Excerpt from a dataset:
————

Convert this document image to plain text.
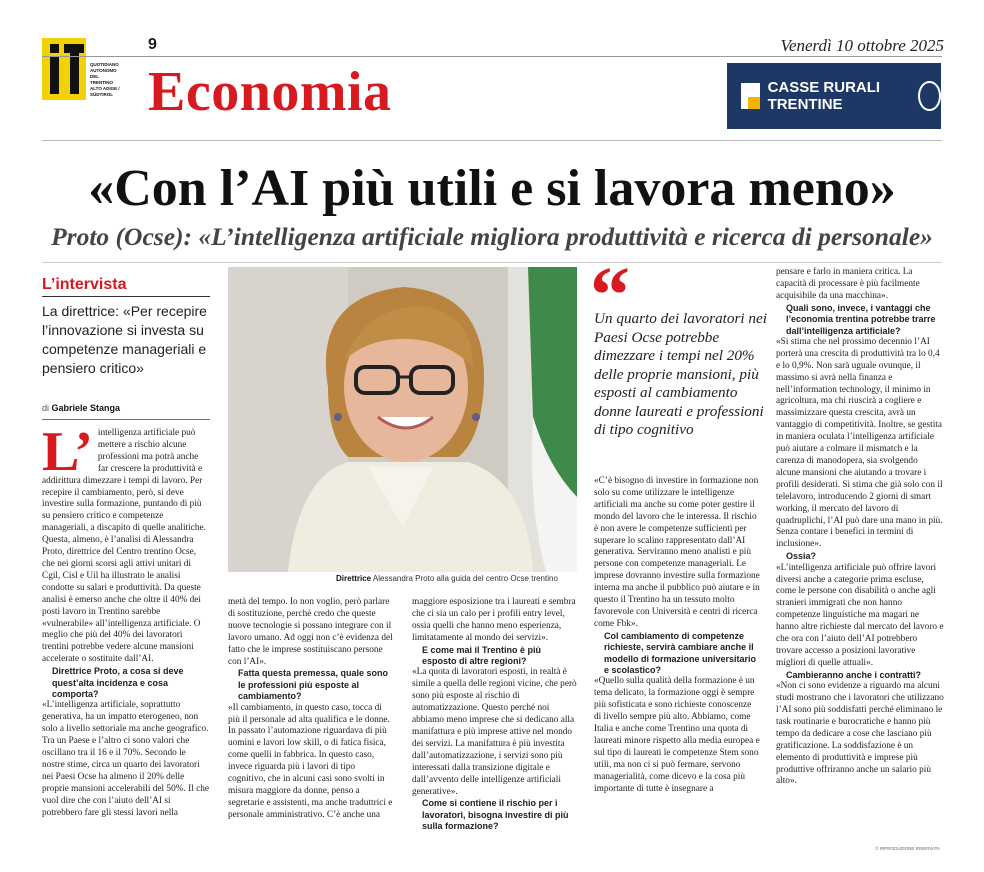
QUOTIDIANO AUTONOMO DEL TRENTINO ALTO ADIGE / SÜDTIROL
9	Venerdì 10 ottobre 2025
Economia	CASSE RURALI TRENTINE
«Con l’AI più utili e si lavora meno»
Proto (Ocse): «L’intelligenza artificiale migliora produttività e ricerca di personale»
L’intervista
La direttrice: «Per recepire l’innovazione si investa su competenze manageriali e pensiero critico»
di Gabriele Stanga
Direttrice Alessandra Proto alla guida del centro Ocse trentino
“
Un quarto dei lavoratori nei Paesi Ocse potrebbe dimezzare i tempi nel 20% delle proprie mansioni, più esposti al cambiamento donne laureati e professioni di tipo cognitivo
L’ intelligenza artificiale può mettere a rischio alcune professioni ma potrà anche far crescere la produttività e addirittura dimezzare i tempi di lavoro. Per recepire il cambiamento, però, si deve investire sulla formazione, puntando di più su pensiero critico e competenze manageriali, a discapito di quelle analitiche. Questa, almeno, è l’analisi di Alessandra Proto, direttrice del Centro trentino Ocse, che nei giorni scorsi agli attivi unitari di Cgil, Cisl e Uil ha illustrato le analisi condotte su salari e produttività. Da queste analisi è emerso anche che oltre il 40% dei posti lavoro in Trentino sarebbe «vulnerabile» all’intelligenza artificiale. O meglio che più del 40% dei lavoratori trentini potrebbe vedere alcune mansioni accelerate o sostituite dall’AI.

Direttrice Proto, a cosa si deve quest’alta incidenza e cosa comporta?

«L’intelligenza artificiale, soprattutto generativa, ha un impatto eterogeneo, non solo a livello settoriale ma anche geografico. Tra un Paese e l’altro ci sono valori che oscillano tra il 16 e il 70%. Secondo le nostre stime, circa un quarto dei lavoratori nei Paesi Ocse ha almeno il 20% delle proprie mansioni accelerabili del 50%. Il che vuol dire che con l’aiuto dell’AI si potrebbero fare gli stessi lavori nella

metà del tempo. Io non voglio, però parlare di sostituzione, perché credo che queste nuove tecnologie si possano integrare con il lavoro umano. Ad oggi non c’è evidenza del fatto che le imprese sostituiscano persone con l’AI».

Fatta questa premessa, quale sono le professioni più esposte al cambiamento?

«Il cambiamento, in questo caso, tocca di più il personale ad alta qualifica e le donne. In passato l’automazione riguardava di più uomini e lavori low skill, o di fatica fisica, come quelli in fabbrica. In questo caso, invece riguarda più i lavori di tipo cognitivo, che in alcuni casi sono svolti in misura maggiore da donne, penso a segretarie e assistenti, ma anche traduttrici e personale amministrativo. C’è anche una

maggiore esposizione tra i laureati e sembra che ci sia un calo per i profili entry level, ossia quelli che hanno meno esperienza, limitatamente al mondo dei servizi».

E come mai il Trentino è più esposto di altre regioni?

«La quota di lavoratori esposti, in realtà è simile a quella delle regioni vicine, che però sono più esposte al rischio di automatizzazione. Questo perché noi abbiamo meno imprese che si dedicano alla manifattura e più imprese attive nel mondo dei servizi. La manifattura è più investita dall’automatizzazione, i servizi sono più interessati dalla transizione digitale e dall’avvento delle intelligenze artificiali generative».

Come si contiene il rischio per i lavoratori, bisogna investire di più sulla formazione?

«C’è bisogno di investire in formazione non solo su come utilizzare le intelligenze artificiali ma anche su come poter gestire il mondo del lavoro che le interessa. Il rischio è non avere le competenze sufficienti per superare lo scalino rappresentato dall’AI generativa. Serviranno meno analisti e più persone con competenze manageriali. Le imprese dovranno investire sulla formazione interna ma anche il pubblico può aiutare e in questo il Trentino ha un tessuto molto favorevole con Università e centri di ricerca come Fbk».

Col cambiamento di competenze richieste, servirà cambiare anche il modello di formazione universitario e scolastico?

«Quello sulla qualità della formazione è un tema delicato, la formazione oggi è sempre più sofisticata e sono richieste conoscenze di livello sempre più alto. Abbiamo, come Italia e anche come Trentino una quota di laureati minore rispetto alla media europea e sul tipo di laureati le competenze Stem sono utili, ma non ci si può fermare, servono managerialità, come dicevo e la cosa più importante di tutte è insegnare a

pensare e farlo in maniera critica. La capacità di processare è più facilmente acquisibile da una macchina».

Quali sono, invece, i vantaggi che l’economia trentina potrebbe trarre dall’intelligenza artificiale?

«Si stima che nel prossimo decennio l’AI porterà una crescita di produttività tra lo 0,4 e lo 0,9%. Non sarà uguale ovunque, il massimo si avrà nella finanza e nell’information technology, il minimo in agricoltura, ma chi riuscirà a cogliere e massimizzare questa crescita, avrà un vantaggio di competitività. Inoltre, se gestita in maniera oculata l’intelligenza artificiale può aiutare a colmare il mismatch e la carenza di manodopera, sia svolgendo alcune mansioni che aiutando a trovare i profili desiderati. Si stima che già solo con il telelavoro, introducendo 2 giorni di smart working, il mercato del lavoro di quadruplichi, l’AI può dare una mano in più. Senza contare i benefici in termini di inclusione».

Ossia?

«L’intelligenza artificiale può offrire lavori diversi anche a categorie prima escluse, come le persone con disabilità o anche agli stranieri immigrati che non hanno competenze linguistiche ma magari ne hanno altre richieste dal mercato del lavoro e che ora con l’aiuto dell’AI potrebbero trovare accesso a posizioni lavorative migliori di quelle attuali».

Cambieranno anche i contratti?

«Non ci sono evidenze a riguardo ma alcuni studi mostrano che i lavoratori che utilizzano l’AI sono più soddisfatti perché eliminano le task routinarie e burocratiche e hanno più tempo da dedicare a cose che lasciano più gratificazione. La soddisfazione è un elemento di produttività e imprese più produttive offriranno anche un salario più alto».

© RIPRODUZIONE RISERVATA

————

From the data above, copy out every line with the string "Proto" in it.

Finished answer:
Proto (Ocse): «L’intelligenza artificiale migliora produttività e ricerca di personale»
Direttrice Alessandra Proto alla guida del centro Ocse trentino
L’ intelligenza artificiale può mettere a rischio alcune professioni ma potrà anche far crescere la produttività e addirittura dimezzare i tempi di lavoro. Per recepire il cambiamento, però, si deve investire sulla formazione, puntando di più su pensiero critico e competenze manageriali, a discapito di quelle analitiche. Questa, almeno, è l’analisi di Alessandra Proto, direttrice del Centro trentino Ocse, che nei giorni scorsi agli attivi unitari di Cgil, Cisl e Uil ha illustrato le analisi condotte su salari e produttività. Da queste analisi è emerso anche che oltre il 40% dei posti lavoro in Trentino sarebbe «vulnerabile» all’intelligenza artificiale. O meglio che più del 40% dei lavoratori trentini potrebbe vedere alcune mansioni accelerate o sostituite dall’AI.
Direttrice Proto, a cosa si deve quest’alta incidenza e cosa comporta?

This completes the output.